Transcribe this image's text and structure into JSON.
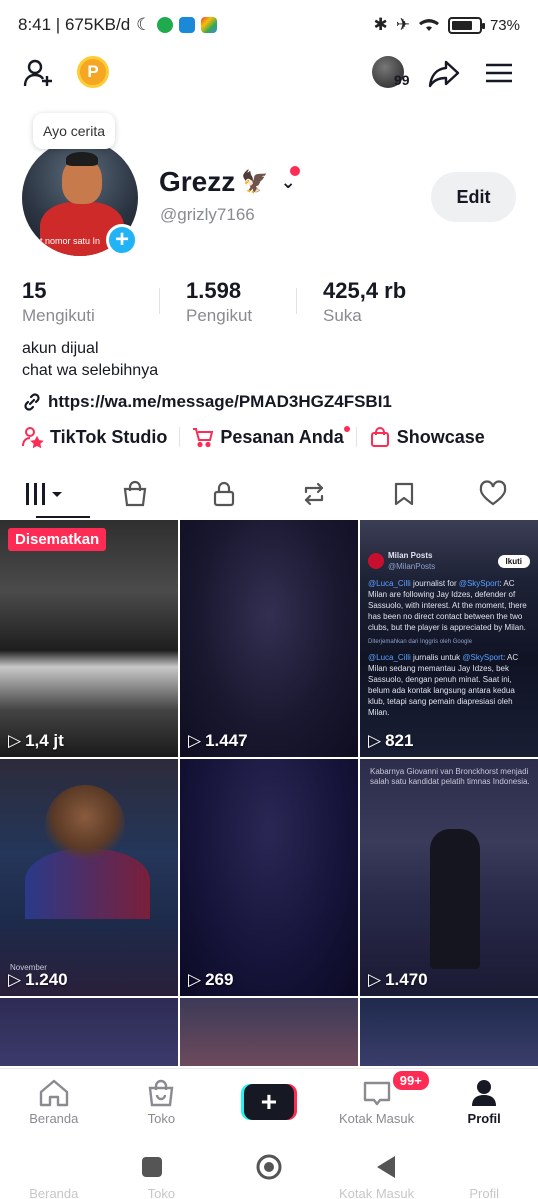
{
  "status_bar": {
    "time_speed": "8:41 | 675KB/d",
    "battery": "73%"
  },
  "header": {
    "story_count": "99"
  },
  "profile": {
    "tooltip": "Ayo cerita",
    "avatar_caption": "t nomor satu In",
    "display_name": "Grezz",
    "name_emoji": "🦅",
    "username": "@grizly7166",
    "edit_label": "Edit"
  },
  "stats": [
    {
      "value": "15",
      "label": "Mengikuti"
    },
    {
      "value": "1.598",
      "label": "Pengikut"
    },
    {
      "value": "425,4 rb",
      "label": "Suka"
    }
  ],
  "bio": {
    "line1": "akun dijual",
    "line2": "chat wa selebihnya"
  },
  "link": "https://wa.me/message/PMAD3HGZ4FSBI1",
  "shortcuts": [
    {
      "label": "TikTok Studio",
      "icon": "person-star-icon"
    },
    {
      "label": "Pesanan Anda",
      "icon": "cart-icon"
    },
    {
      "label": "Showcase",
      "icon": "shopping-bag-icon"
    }
  ],
  "tabs": [
    "videos",
    "shop",
    "private",
    "reposts",
    "favorites",
    "liked"
  ],
  "videos": [
    {
      "views": "1,4 jt",
      "pinned": "Disematkan"
    },
    {
      "views": "1.447"
    },
    {
      "views": "821"
    },
    {
      "views": "1.240"
    },
    {
      "views": "269"
    },
    {
      "views": "1.470"
    }
  ],
  "tweet_card": {
    "account": "Milan Posts",
    "handle": "@MilanPosts",
    "follow": "Ikuti",
    "tag1": "@Luca_Cilli",
    "tag1_text": " journalist for ",
    "tag2": "@SkySport",
    "body_en": ": AC Milan are following Jay Idzes, defender of Sassuolo, with interest. At the moment, there has been no direct contact between the two clubs, but the player is appreciated by Milan.",
    "translated_by": "Diterjemahkan dari Inggris oleh Google",
    "tag3": "@Luca_Cilli",
    "tag3_text": " jurnalis untuk ",
    "tag4": "@SkySport",
    "body_id": ": AC Milan sedang memantau Jay Idzes, bek Sassuolo, dengan penuh minat. Saat ini, belum ada kontak langsung antara kedua klub, tetapi sang pemain diapresiasi oleh Milan."
  },
  "video_caption_6": "Kabarnya Giovanni van Bronckhorst menjadi salah satu kandidat pelatih timnas Indonesia.",
  "video_caption_4": "November",
  "bottom_nav": [
    {
      "label": "Beranda",
      "icon": "home-icon"
    },
    {
      "label": "Toko",
      "icon": "shop-icon"
    },
    {
      "label": "",
      "icon": "create-icon"
    },
    {
      "label": "Kotak Masuk",
      "icon": "inbox-icon",
      "badge": "99+"
    },
    {
      "label": "Profil",
      "icon": "profile-icon"
    }
  ],
  "colors": {
    "accent": "#fe2c55",
    "cyan": "#25f4ee",
    "text": "#161823",
    "muted": "#8a8b91"
  }
}
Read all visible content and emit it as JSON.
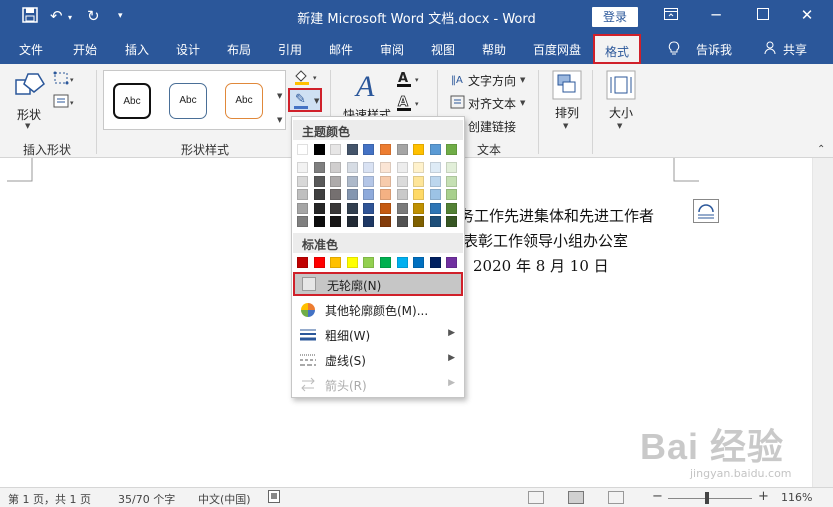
{
  "window": {
    "title": "新建 Microsoft Word 文档.docx  -  Word",
    "login": "登录",
    "icons": {
      "save": "save-icon",
      "undo": "undo-icon",
      "redo": "redo-icon",
      "qat": "customize-qat-icon"
    }
  },
  "menu": {
    "tabs": [
      "文件",
      "开始",
      "插入",
      "设计",
      "布局",
      "引用",
      "邮件",
      "审阅",
      "视图",
      "帮助",
      "百度网盘"
    ],
    "active_tab": "格式",
    "tell_me": "告诉我",
    "share": "共享"
  },
  "ribbon": {
    "insert_shapes": {
      "shapes_label": "形状",
      "group_label": "插入形状"
    },
    "shape_styles": {
      "samples": [
        "Abc",
        "Abc",
        "Abc"
      ],
      "group_label": "形状样式",
      "quick_styles": "快速样式"
    },
    "text": {
      "direction": "文字方向",
      "align": "对齐文本",
      "link": "创建链接",
      "group_label": "文本"
    },
    "arrange": "排列",
    "size": "大小"
  },
  "document": {
    "lines": [
      "务工作先进集体和先进工作者",
      "表彰工作领导小组办公室",
      "2020 年 8 月 10 日"
    ]
  },
  "outline_menu": {
    "theme_colors_label": "主题颜色",
    "standard_colors_label": "标准色",
    "theme_top_row": [
      "#ffffff",
      "#000000",
      "#e7e6e6",
      "#44546a",
      "#4472c4",
      "#ed7d31",
      "#a5a5a5",
      "#ffc000",
      "#5b9bd5",
      "#70ad47"
    ],
    "theme_shades": [
      [
        "#f2f2f2",
        "#7f7f7f",
        "#d0cece",
        "#d6dce4",
        "#d9e2f3",
        "#fbe5d5",
        "#ededed",
        "#fff2cc",
        "#deebf6",
        "#e2efd9"
      ],
      [
        "#d8d8d8",
        "#595959",
        "#aeabab",
        "#adb9ca",
        "#b4c6e7",
        "#f7cbac",
        "#dbdbdb",
        "#fee599",
        "#bdd7ee",
        "#c5e0b3"
      ],
      [
        "#bfbfbf",
        "#3f3f3f",
        "#757070",
        "#8496b0",
        "#8eaadb",
        "#f4b183",
        "#c9c9c9",
        "#ffd966",
        "#9cc3e5",
        "#a8d08d"
      ],
      [
        "#a5a5a5",
        "#262626",
        "#3a3838",
        "#323f4f",
        "#2f5496",
        "#c55a11",
        "#7b7b7b",
        "#bf9000",
        "#2e75b5",
        "#538135"
      ],
      [
        "#7f7f7f",
        "#0c0c0c",
        "#171616",
        "#222a35",
        "#1e3864",
        "#833c0b",
        "#525252",
        "#7f6000",
        "#1e4e79",
        "#375623"
      ]
    ],
    "standard_colors": [
      "#c00000",
      "#ff0000",
      "#ffc000",
      "#ffff00",
      "#92d050",
      "#00b050",
      "#00b0f0",
      "#0070c0",
      "#002060",
      "#7030a0"
    ],
    "items": {
      "no_outline": "无轮廓(N)",
      "more_colors": "其他轮廓颜色(M)...",
      "weight": "粗细(W)",
      "dashes": "虚线(S)",
      "arrows": "箭头(R)"
    }
  },
  "status": {
    "page": "第 1 页，共 1 页",
    "words": "35/70 个字",
    "language": "中文(中国)",
    "zoom": "116%",
    "zoom_minus": "−",
    "zoom_plus": "+"
  },
  "watermark": {
    "logo": "Bai 经验",
    "url": "jingyan.baidu.com"
  }
}
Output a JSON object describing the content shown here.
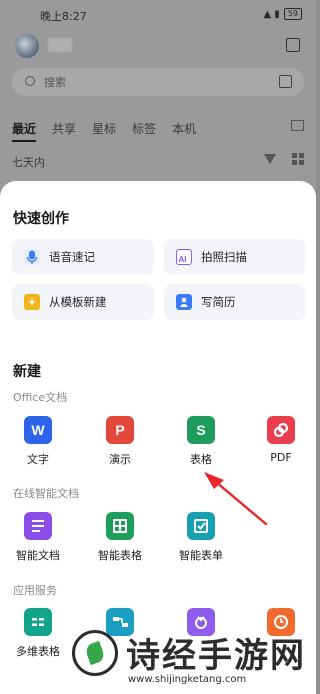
{
  "status_bar": {
    "time": "晚上8:27",
    "battery": "59"
  },
  "search": {
    "placeholder": "搜索"
  },
  "tabs": [
    {
      "label": "最近",
      "active": true
    },
    {
      "label": "共享"
    },
    {
      "label": "星标"
    },
    {
      "label": "标签"
    },
    {
      "label": "本机"
    }
  ],
  "filter_label": "七天内",
  "sheet": {
    "quick_create": {
      "title": "快速创作",
      "items": [
        {
          "label": "语音速记",
          "icon": "microphone-icon",
          "color": "#3b7cf5"
        },
        {
          "label": "拍照扫描",
          "icon": "ai-scan-icon",
          "color": "#7a63f0"
        },
        {
          "label": "从模板新建",
          "icon": "template-icon",
          "color": "#f2b619"
        },
        {
          "label": "写简历",
          "icon": "resume-icon",
          "color": "#3b7cf5"
        }
      ]
    },
    "new": {
      "title": "新建",
      "office_group": "Office文档",
      "office_apps": [
        {
          "label": "文字",
          "glyph": "W",
          "color": "#2d63e8"
        },
        {
          "label": "演示",
          "glyph": "P",
          "color": "#e2473a"
        },
        {
          "label": "表格",
          "glyph": "S",
          "color": "#1e9c5b"
        },
        {
          "label": "PDF",
          "glyph": "",
          "color": "#ea3d4d"
        }
      ],
      "online_group": "在线智能文档",
      "online_apps": [
        {
          "label": "智能文档",
          "glyph": "",
          "color": "#8a4de8"
        },
        {
          "label": "智能表格",
          "glyph": "",
          "color": "#1e9c5b"
        },
        {
          "label": "智能表单",
          "glyph": "",
          "color": "#16a0b2"
        }
      ],
      "service_group": "应用服务",
      "service_apps": [
        {
          "label": "多维表格",
          "color": "#12a48a"
        },
        {
          "label": "",
          "color": "#1b9fc0"
        },
        {
          "label": "",
          "color": "#8e5df0"
        },
        {
          "label": "",
          "color": "#f26a2d"
        }
      ]
    }
  },
  "watermark": {
    "text": "诗经手游网",
    "url": "www.shijingketang.com"
  }
}
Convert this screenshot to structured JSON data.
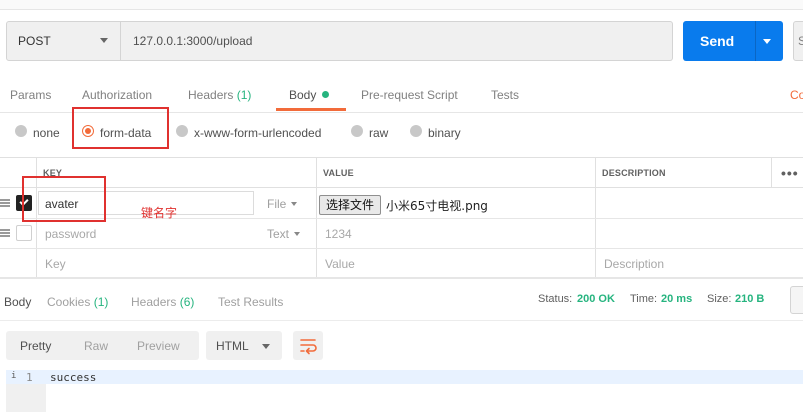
{
  "request": {
    "method": "POST",
    "url": "127.0.0.1:3000/upload",
    "send_label": "Send",
    "save_partial": "S"
  },
  "request_tabs": [
    {
      "label": "Params"
    },
    {
      "label": "Authorization"
    },
    {
      "label": "Headers",
      "count": "(1)"
    },
    {
      "label": "Body"
    },
    {
      "label": "Pre-request Script"
    },
    {
      "label": "Tests"
    }
  ],
  "cookies_partial": "Co",
  "body_types": [
    {
      "label": "none",
      "selected": false
    },
    {
      "label": "form-data",
      "selected": true
    },
    {
      "label": "x-www-form-urlencoded",
      "selected": false
    },
    {
      "label": "raw",
      "selected": false
    },
    {
      "label": "binary",
      "selected": false
    }
  ],
  "table": {
    "headers": {
      "key": "KEY",
      "value": "VALUE",
      "description": "DESCRIPTION"
    },
    "more_label": "•••",
    "rows": [
      {
        "key": "avater",
        "type": "File",
        "checked": true,
        "file_button": "选择文件",
        "file_name": "小米65寸电视.png"
      },
      {
        "key_placeholder": "password",
        "type": "Text",
        "checked": false,
        "value_placeholder": "1234"
      }
    ],
    "new_row": {
      "key_placeholder": "Key",
      "value_placeholder": "Value",
      "description_placeholder": "Description"
    }
  },
  "annotation": "键名字",
  "response": {
    "tabs": [
      {
        "label": "Body"
      },
      {
        "label": "Cookies",
        "count": "(1)"
      },
      {
        "label": "Headers",
        "count": "(6)"
      },
      {
        "label": "Test Results"
      }
    ],
    "status_label": "Status:",
    "status_value": "200 OK",
    "time_label": "Time:",
    "time_value": "20 ms",
    "size_label": "Size:",
    "size_value": "210 B",
    "views": [
      "Pretty",
      "Raw",
      "Preview"
    ],
    "format": "HTML",
    "line_number": "1",
    "line_marker": "i",
    "body": "success"
  },
  "colors": {
    "accent": "#f26b3a",
    "send": "#097bed",
    "count_green": "#26b47f",
    "annotation_red": "#e0312f"
  }
}
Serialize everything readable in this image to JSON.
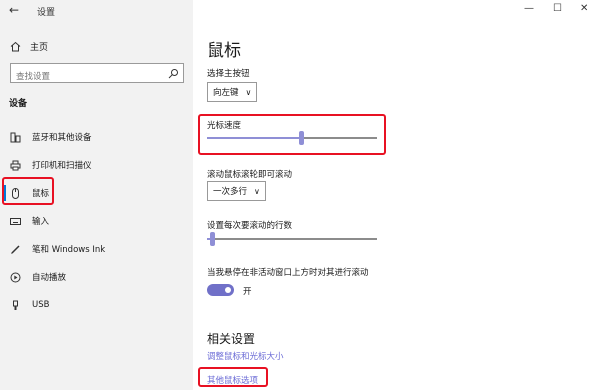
{
  "sidebar": {
    "title": "设置",
    "home_label": "主页",
    "search_placeholder": "查找设置",
    "section_title": "设备",
    "items": [
      {
        "label": "蓝牙和其他设备"
      },
      {
        "label": "打印机和扫描仪"
      },
      {
        "label": "鼠标"
      },
      {
        "label": "输入"
      },
      {
        "label": "笔和 Windows Ink"
      },
      {
        "label": "自动播放"
      },
      {
        "label": "USB"
      }
    ]
  },
  "main": {
    "page_title": "鼠标",
    "primary_button": {
      "label": "选择主按钮",
      "value": "向左键"
    },
    "cursor_speed": {
      "label": "光标速度",
      "value": 0.55
    },
    "wheel_scroll": {
      "label": "滚动鼠标滚轮即可滚动",
      "value": "一次多行"
    },
    "lines_per_scroll": {
      "label": "设置每次要滚动的行数",
      "value": 0.03
    },
    "inactive_scroll": {
      "label": "当我悬停在非活动窗口上方时对其进行滚动",
      "state_label": "开"
    },
    "related": {
      "title": "相关设置",
      "links": [
        "调整鼠标和光标大小",
        "其他鼠标选项"
      ]
    }
  },
  "colors": {
    "accent": "#0078d7",
    "slider": "#8f8fd6",
    "link": "#6b6bd6",
    "highlight": "#e81123"
  }
}
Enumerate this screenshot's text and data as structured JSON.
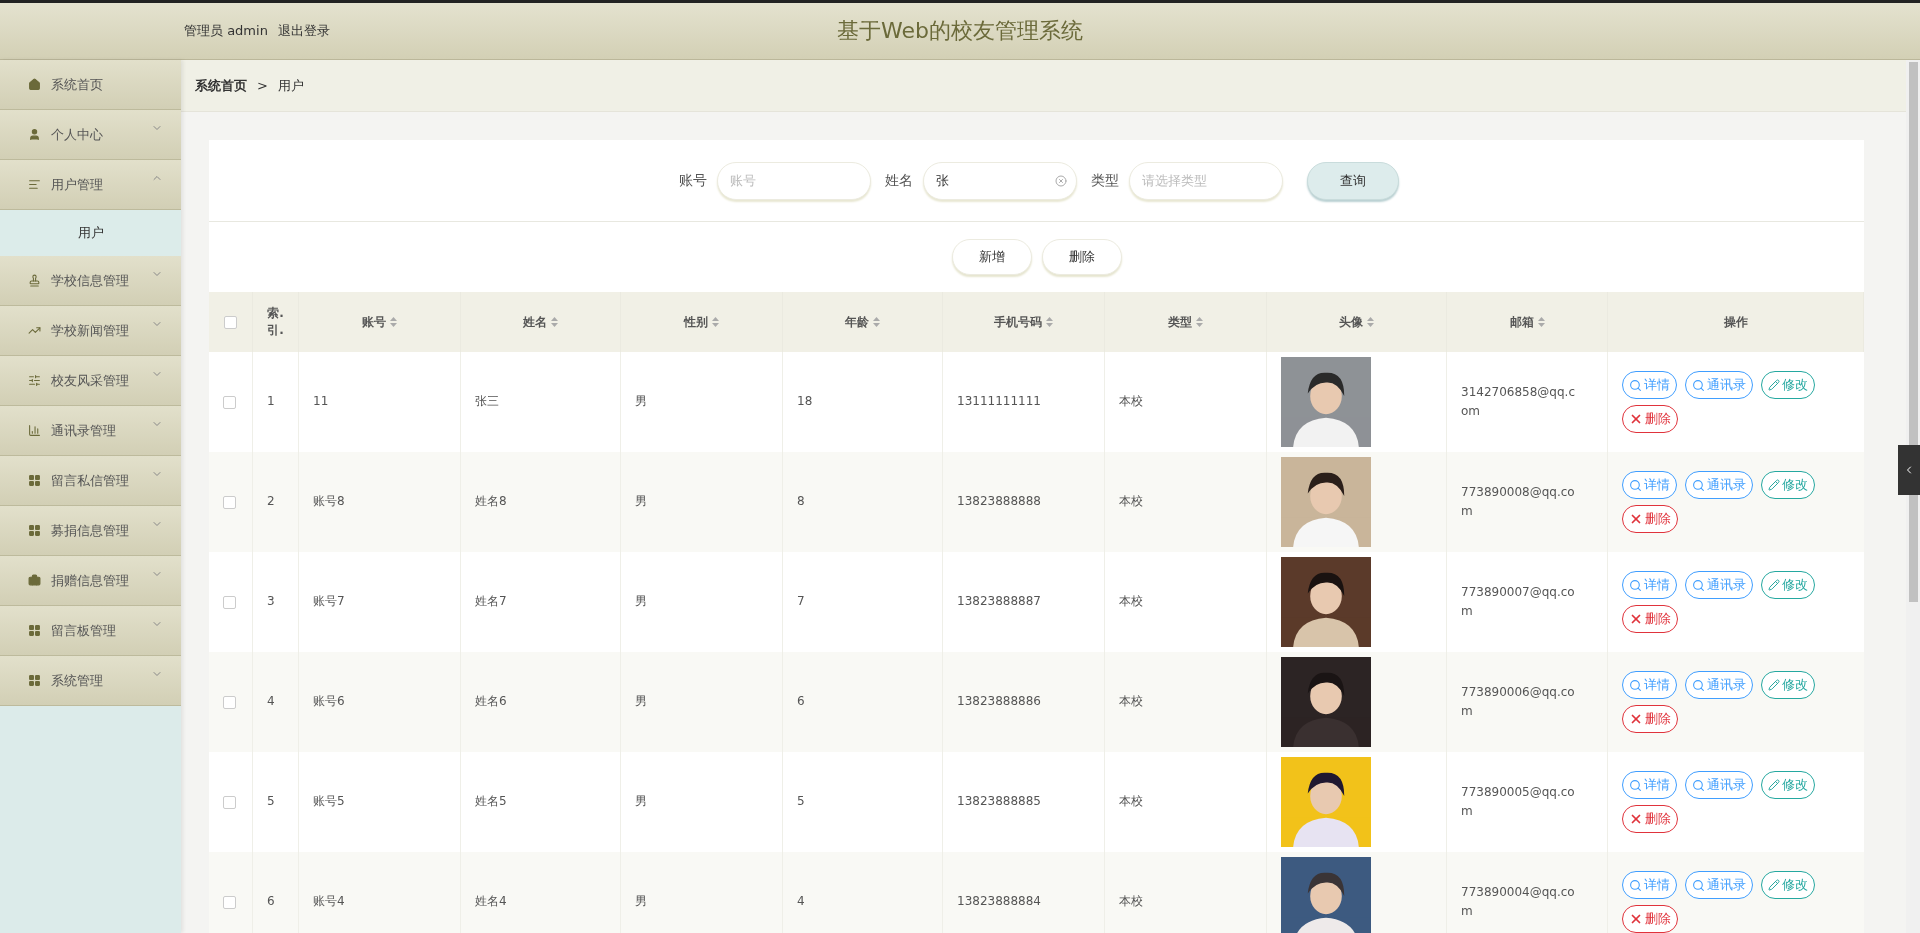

Work required »
Look through the data and gather every line with the string "accent" in it.

Reply to the task »
    "accent": "#fe2c55",
    "accent": "#f26b3a",
    "accent": "#0078d7",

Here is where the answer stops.